Exercise details:
Copy each of the lines below word for word, leaving out the pictures.
—————
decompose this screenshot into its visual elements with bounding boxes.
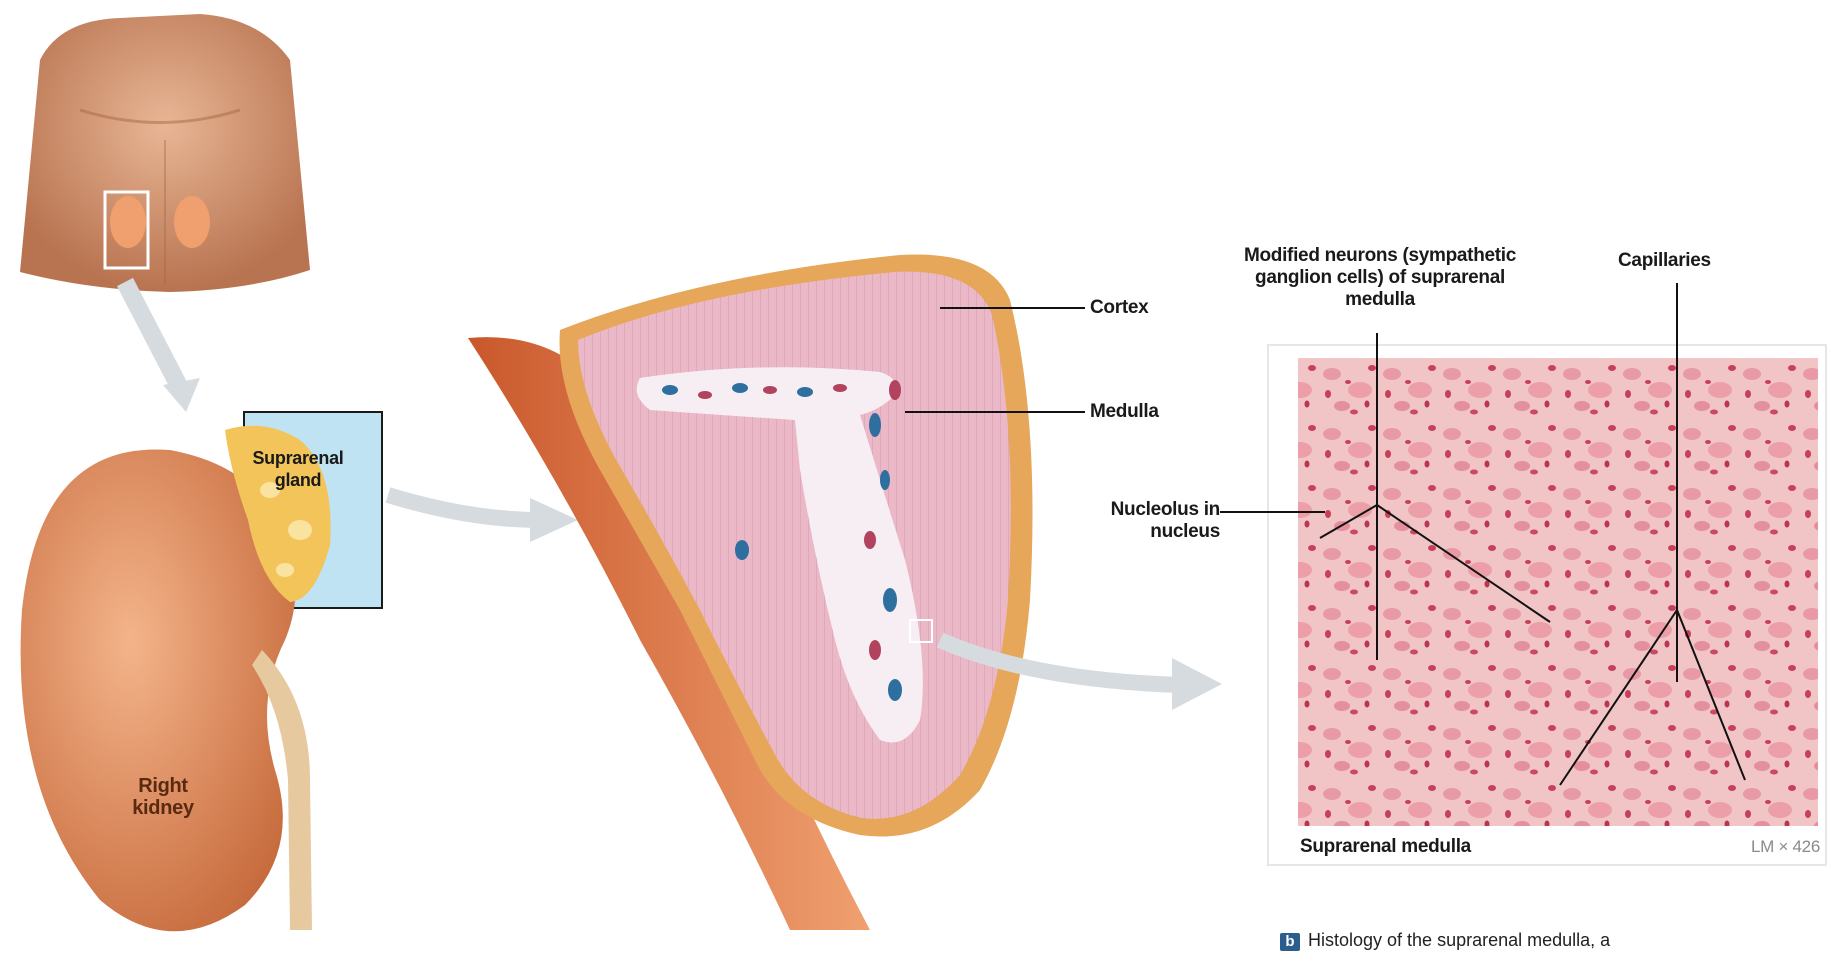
caption-text: Histology of the suprarenal medulla, a bbox=[1308, 930, 1610, 950]
caption-badge: b bbox=[1280, 933, 1300, 951]
figure-caption: b Histology of the suprarenal medulla, a bbox=[1280, 930, 1610, 951]
label-suprarenal-gland: Suprarenal gland bbox=[238, 447, 358, 491]
gland-cross-section bbox=[468, 255, 1033, 930]
label-nucleolus: Nucleolus in nucleus bbox=[1060, 499, 1220, 543]
arrow-torso-to-kidney bbox=[125, 282, 180, 388]
label-capillaries: Capillaries bbox=[1618, 250, 1711, 272]
arrow-kidney-to-section bbox=[388, 495, 540, 520]
label-modified-neurons: Modified neurons (sympathetic ganglion c… bbox=[1240, 245, 1520, 311]
micrograph-title: Suprarenal medulla bbox=[1300, 836, 1471, 858]
label-medulla: Medulla bbox=[1090, 401, 1159, 423]
label-cortex: Cortex bbox=[1090, 297, 1148, 319]
micrograph-panel bbox=[1268, 345, 1826, 865]
label-right-kidney: Right kidney bbox=[118, 775, 208, 819]
micrograph-magnification: LM × 426 bbox=[1700, 836, 1820, 858]
torso-illustration bbox=[20, 14, 310, 292]
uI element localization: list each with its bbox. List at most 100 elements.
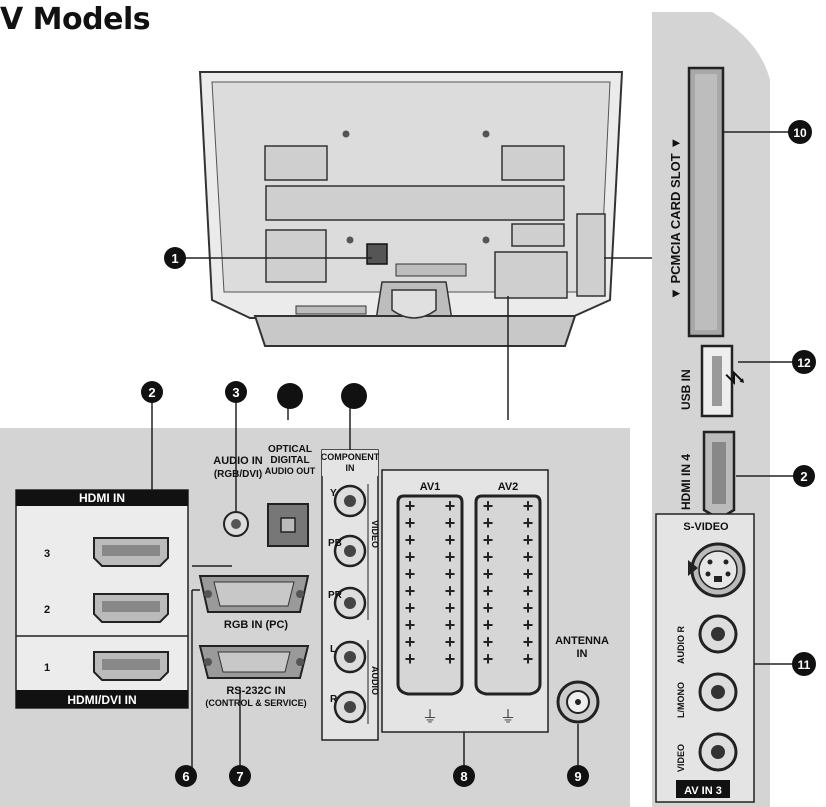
hdmi-dvi-in-label: HDMI/DVI IN	[67, 693, 136, 707]
rgb-in-port	[198, 575, 310, 613]
scart-pin: +	[523, 564, 534, 584]
comp-y-label: Y	[330, 488, 337, 499]
callout-badges: 1 2 3 6 7 8 9 10 12 2 11	[141, 120, 816, 787]
scart-pin: +	[445, 649, 456, 669]
audio-r-label: AUDIO R	[676, 626, 686, 665]
tv-back-illustration	[198, 71, 624, 347]
badge-8: 8	[453, 765, 475, 787]
antenna-label-2: IN	[577, 648, 588, 660]
hdmi-in-4-label: HDMI IN 4	[679, 454, 693, 510]
svg-text:6: 6	[182, 769, 189, 784]
scart-pin: +	[405, 530, 416, 550]
scart-pin: +	[523, 530, 534, 550]
scart-pin: +	[445, 547, 456, 567]
hdmi-port-1	[93, 651, 169, 681]
scart-pin: +	[405, 649, 416, 669]
callout-lines	[151, 131, 798, 770]
l-mono-label: L/MONO	[676, 682, 686, 718]
scart-pin: +	[445, 513, 456, 533]
hdmi-2-label: 2	[44, 604, 50, 616]
scart-pin: +	[405, 581, 416, 601]
optical-label-3: AUDIO OUT	[265, 466, 316, 476]
scart-av2	[474, 494, 542, 696]
comp-r-label: R	[330, 694, 338, 705]
av3-audio-l-jack	[698, 672, 738, 712]
scart-pin: +	[483, 649, 494, 669]
scart-pin: +	[445, 598, 456, 618]
svg-text:2: 2	[800, 469, 807, 484]
scart-pin: +	[483, 564, 494, 584]
optical-label-2: DIGITAL	[270, 455, 309, 466]
badge-10: 10	[788, 120, 812, 144]
scart-pin: +	[523, 513, 534, 533]
svg-text:⏚: ⏚	[500, 708, 516, 726]
svg-text:⏚: ⏚	[422, 708, 438, 726]
scart-pin: +	[445, 632, 456, 652]
connector-panel: ++++++++++++++++++++++++++++++++++++++++…	[0, 428, 630, 807]
comp-video-label: VIDEO	[370, 520, 380, 548]
badge-2a: 2	[141, 381, 163, 403]
hdmi-port-2	[93, 593, 169, 623]
svg-text:11: 11	[798, 658, 811, 672]
badge-5-blank	[341, 383, 367, 409]
badge-1: 1	[164, 247, 186, 269]
page-title: V Models	[0, 2, 151, 37]
component-jack-pr	[333, 586, 367, 620]
component-label-2: IN	[346, 463, 355, 473]
s-video-jack	[690, 542, 746, 598]
scart-pin: +	[483, 632, 494, 652]
scart-pin: +	[405, 513, 416, 533]
component-label-1: COMPONENT	[321, 452, 380, 462]
scart-pin: +	[523, 632, 534, 652]
s-video-label: S-VIDEO	[683, 521, 729, 533]
badge-2b: 2	[793, 465, 815, 487]
hdmi-in-label: HDMI IN	[79, 491, 125, 505]
svg-text:1: 1	[171, 251, 178, 266]
badge-9: 9	[567, 765, 589, 787]
svg-text:7: 7	[236, 769, 243, 784]
scart-pin: +	[445, 581, 456, 601]
usb-icon: ⭍	[725, 369, 747, 386]
antenna-in-jack	[556, 680, 600, 724]
av1-label: AV1	[420, 481, 441, 493]
comp-l-label: L	[330, 644, 336, 655]
svg-text:10: 10	[793, 126, 807, 140]
scart-pin: +	[445, 530, 456, 550]
svg-text:2: 2	[148, 385, 155, 400]
av3-audio-r-jack	[698, 614, 738, 654]
scart-pin: +	[483, 598, 494, 618]
scart-pin: +	[523, 598, 534, 618]
hdmi-1-label: 1	[44, 662, 50, 674]
badge-11: 11	[792, 652, 816, 676]
scart-pin: +	[405, 564, 416, 584]
component-jack-pb	[333, 534, 367, 568]
scart-pin: +	[405, 547, 416, 567]
scart-pin: +	[483, 513, 494, 533]
scart-pin: +	[405, 598, 416, 618]
scart-pin: +	[445, 615, 456, 635]
svg-text:12: 12	[797, 356, 811, 370]
scart-pin: +	[483, 615, 494, 635]
rs232-label-2: (CONTROL & SERVICE)	[205, 698, 306, 708]
av-in-3-label: AV IN 3	[684, 785, 722, 797]
hdmi-3-label: 3	[44, 548, 50, 560]
hdmi-port-4	[702, 430, 736, 518]
pcmcia-label: ▼ PCMCIA CARD SLOT ▼	[668, 137, 683, 300]
scart-pin: +	[405, 496, 416, 516]
badge-3: 3	[225, 381, 247, 403]
svg-text:3: 3	[232, 385, 239, 400]
connector-labels: AUDIO IN (RGB/DVI) OPTICAL DIGITAL AUDIO…	[44, 137, 729, 797]
scart-pin: +	[483, 496, 494, 516]
av2-label: AV2	[498, 481, 519, 493]
badge-6: 6	[175, 765, 197, 787]
scart-pin: +	[483, 581, 494, 601]
badge-4-blank	[277, 383, 303, 409]
component-jack-l	[333, 640, 367, 674]
av3-video-jack	[698, 732, 738, 772]
scart-pin: +	[483, 547, 494, 567]
scart-pin: +	[483, 530, 494, 550]
optical-label-1: OPTICAL	[268, 444, 312, 455]
scart-pin: +	[405, 632, 416, 652]
optical-out-port	[267, 503, 309, 547]
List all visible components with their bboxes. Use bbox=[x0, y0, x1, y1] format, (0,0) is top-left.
—————
Final result:
decompose this screenshot into its visual elements with bounding boxes.
caption-text: Histology of the suprarenal medulla, a bbox=[1308, 930, 1610, 950]
caption-badge: b bbox=[1280, 933, 1300, 951]
figure-caption: b Histology of the suprarenal medulla, a bbox=[1280, 930, 1610, 951]
label-suprarenal-gland: Suprarenal gland bbox=[238, 447, 358, 491]
gland-cross-section bbox=[468, 255, 1033, 930]
label-nucleolus: Nucleolus in nucleus bbox=[1060, 499, 1220, 543]
arrow-torso-to-kidney bbox=[125, 282, 180, 388]
label-capillaries: Capillaries bbox=[1618, 250, 1711, 272]
arrow-kidney-to-section bbox=[388, 495, 540, 520]
label-modified-neurons: Modified neurons (sympathetic ganglion c… bbox=[1240, 245, 1520, 311]
micrograph-title: Suprarenal medulla bbox=[1300, 836, 1471, 858]
label-medulla: Medulla bbox=[1090, 401, 1159, 423]
label-cortex: Cortex bbox=[1090, 297, 1148, 319]
micrograph-panel bbox=[1268, 345, 1826, 865]
label-right-kidney: Right kidney bbox=[118, 775, 208, 819]
micrograph-magnification: LM × 426 bbox=[1700, 836, 1820, 858]
torso-illustration bbox=[20, 14, 310, 292]
uI element localization: list each with its bbox. List at most 100 elements.
hdmi-dvi-in-label: HDMI/DVI IN	[67, 693, 136, 707]
rgb-in-port	[198, 575, 310, 613]
scart-pin: +	[523, 564, 534, 584]
comp-y-label: Y	[330, 488, 337, 499]
callout-badges: 1 2 3 6 7 8 9 10 12 2 11	[141, 120, 816, 787]
scart-pin: +	[445, 649, 456, 669]
audio-r-label: AUDIO R	[676, 626, 686, 665]
tv-back-illustration	[198, 71, 624, 347]
badge-8: 8	[453, 765, 475, 787]
antenna-label-2: IN	[577, 648, 588, 660]
hdmi-in-4-label: HDMI IN 4	[679, 454, 693, 510]
svg-text:6: 6	[182, 769, 189, 784]
scart-pin: +	[405, 530, 416, 550]
scart-pin: +	[523, 530, 534, 550]
scart-pin: +	[445, 547, 456, 567]
hdmi-port-1	[93, 651, 169, 681]
scart-pin: +	[405, 649, 416, 669]
callout-lines	[151, 131, 798, 770]
l-mono-label: L/MONO	[676, 682, 686, 718]
scart-pin: +	[445, 513, 456, 533]
hdmi-2-label: 2	[44, 604, 50, 616]
scart-pin: +	[405, 581, 416, 601]
optical-label-3: AUDIO OUT	[265, 466, 316, 476]
scart-av2	[474, 494, 542, 696]
comp-r-label: R	[330, 694, 338, 705]
av3-audio-l-jack	[698, 672, 738, 712]
scart-pin: +	[483, 649, 494, 669]
scart-pin: +	[445, 598, 456, 618]
svg-text:2: 2	[800, 469, 807, 484]
scart-pin: +	[483, 564, 494, 584]
optical-label-2: DIGITAL	[270, 455, 309, 466]
badge-10: 10	[788, 120, 812, 144]
scart-pin: +	[523, 513, 534, 533]
svg-text:⏚: ⏚	[500, 708, 516, 726]
svg-text:⏚: ⏚	[422, 708, 438, 726]
scart-pin: +	[445, 632, 456, 652]
connector-panel: ++++++++++++++++++++++++++++++++++++++++…	[0, 428, 630, 807]
comp-video-label: VIDEO	[370, 520, 380, 548]
badge-2a: 2	[141, 381, 163, 403]
hdmi-port-2	[93, 593, 169, 623]
svg-text:11: 11	[798, 658, 811, 672]
badge-5-blank	[341, 383, 367, 409]
badge-1: 1	[164, 247, 186, 269]
page-title: V Models	[0, 2, 151, 37]
component-jack-pr	[333, 586, 367, 620]
component-label-2: IN	[346, 463, 355, 473]
s-video-jack	[690, 542, 746, 598]
scart-pin: +	[483, 632, 494, 652]
scart-pin: +	[405, 513, 416, 533]
component-label-1: COMPONENT	[321, 452, 380, 462]
scart-pin: +	[523, 632, 534, 652]
s-video-label: S-VIDEO	[683, 521, 729, 533]
badge-2b: 2	[793, 465, 815, 487]
hdmi-in-label: HDMI IN	[79, 491, 125, 505]
svg-text:1: 1	[171, 251, 178, 266]
badge-9: 9	[567, 765, 589, 787]
svg-text:7: 7	[236, 769, 243, 784]
scart-pin: +	[445, 581, 456, 601]
usb-icon: ⭍	[725, 369, 747, 386]
antenna-in-jack	[556, 680, 600, 724]
av1-label: AV1	[420, 481, 441, 493]
comp-l-label: L	[330, 644, 336, 655]
svg-text:10: 10	[793, 126, 807, 140]
scart-pin: +	[445, 530, 456, 550]
svg-text:2: 2	[148, 385, 155, 400]
av3-audio-r-jack	[698, 614, 738, 654]
scart-pin: +	[483, 598, 494, 618]
scart-pin: +	[523, 598, 534, 618]
hdmi-1-label: 1	[44, 662, 50, 674]
badge-11: 11	[792, 652, 816, 676]
scart-pin: +	[405, 564, 416, 584]
component-jack-pb	[333, 534, 367, 568]
scart-pin: +	[405, 547, 416, 567]
scart-pin: +	[483, 513, 494, 533]
scart-pin: +	[405, 598, 416, 618]
scart-pin: +	[445, 615, 456, 635]
svg-text:12: 12	[797, 356, 811, 370]
scart-pin: +	[483, 615, 494, 635]
rs232-label-2: (CONTROL & SERVICE)	[205, 698, 306, 708]
av-in-3-label: AV IN 3	[684, 785, 722, 797]
hdmi-3-label: 3	[44, 548, 50, 560]
hdmi-port-4	[702, 430, 736, 518]
pcmcia-label: ▼ PCMCIA CARD SLOT ▼	[668, 137, 683, 300]
scart-pin: +	[405, 496, 416, 516]
badge-3: 3	[225, 381, 247, 403]
svg-text:3: 3	[232, 385, 239, 400]
connector-labels: AUDIO IN (RGB/DVI) OPTICAL DIGITAL AUDIO…	[44, 137, 729, 797]
scart-pin: +	[483, 496, 494, 516]
av2-label: AV2	[498, 481, 519, 493]
badge-6: 6	[175, 765, 197, 787]
scart-pin: +	[483, 581, 494, 601]
badge-4-blank	[277, 383, 303, 409]
component-jack-l	[333, 640, 367, 674]
av3-video-jack	[698, 732, 738, 772]
scart-pin: +	[483, 547, 494, 567]
scart-pin: +	[483, 530, 494, 550]
optical-label-1: OPTICAL	[268, 444, 312, 455]
scart-pin: +	[405, 632, 416, 652]
optical-out-port	[267, 503, 309, 547]
List all visible components with their bboxes. Use bbox=[x0, y0, x1, y1] format, (0,0) is top-left.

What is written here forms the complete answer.